### The request:
Give every line of the material again, exactly as written.
#####
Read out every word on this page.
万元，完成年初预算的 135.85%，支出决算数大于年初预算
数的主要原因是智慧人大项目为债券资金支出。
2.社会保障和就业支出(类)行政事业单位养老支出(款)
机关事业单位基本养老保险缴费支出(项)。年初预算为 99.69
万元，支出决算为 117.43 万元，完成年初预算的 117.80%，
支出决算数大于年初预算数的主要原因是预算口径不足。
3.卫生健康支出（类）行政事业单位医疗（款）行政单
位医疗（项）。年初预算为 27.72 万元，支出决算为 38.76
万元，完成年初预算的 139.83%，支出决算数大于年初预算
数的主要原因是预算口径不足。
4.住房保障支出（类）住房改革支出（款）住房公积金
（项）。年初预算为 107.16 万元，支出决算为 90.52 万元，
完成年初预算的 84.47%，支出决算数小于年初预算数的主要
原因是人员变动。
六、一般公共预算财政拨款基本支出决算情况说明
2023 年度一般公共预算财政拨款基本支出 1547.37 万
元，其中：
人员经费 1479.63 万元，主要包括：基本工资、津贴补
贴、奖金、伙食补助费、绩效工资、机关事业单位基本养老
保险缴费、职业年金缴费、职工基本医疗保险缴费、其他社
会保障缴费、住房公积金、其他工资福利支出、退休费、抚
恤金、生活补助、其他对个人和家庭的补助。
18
#####
### Written solution:
Read out every word on this page.
万元，完成年初预算的 135.85%，支出决算数大于年初预算
数的主要原因是智慧人大项目为债券资金支出。
2.社会保障和就业支出(类)行政事业单位养老支出(款)
机关事业单位基本养老保险缴费支出(项)。年初预算为 99.69
万元，支出决算为 117.43 万元，完成年初预算的 117.80%，
支出决算数大于年初预算数的主要原因是预算口径不足。
3.卫生健康支出（类）行政事业单位医疗（款）行政单
位医疗（项）。年初预算为 27.72 万元，支出决算为 38.76
万元，完成年初预算的 139.83%，支出决算数大于年初预算
数的主要原因是预算口径不足。
4.住房保障支出（类）住房改革支出（款）住房公积金
（项）。年初预算为 107.16 万元，支出决算为 90.52 万元，
完成年初预算的 84.47%，支出决算数小于年初预算数的主要
原因是人员变动。
六、一般公共预算财政拨款基本支出决算情况说明
2023 年度一般公共预算财政拨款基本支出 1547.37 万
元，其中：
人员经费 1479.63 万元，主要包括：基本工资、津贴补
贴、奖金、伙食补助费、绩效工资、机关事业单位基本养老
保险缴费、职业年金缴费、职工基本医疗保险缴费、其他社
会保障缴费、住房公积金、其他工资福利支出、退休费、抚
恤金、生活补助、其他对个人和家庭的补助。
18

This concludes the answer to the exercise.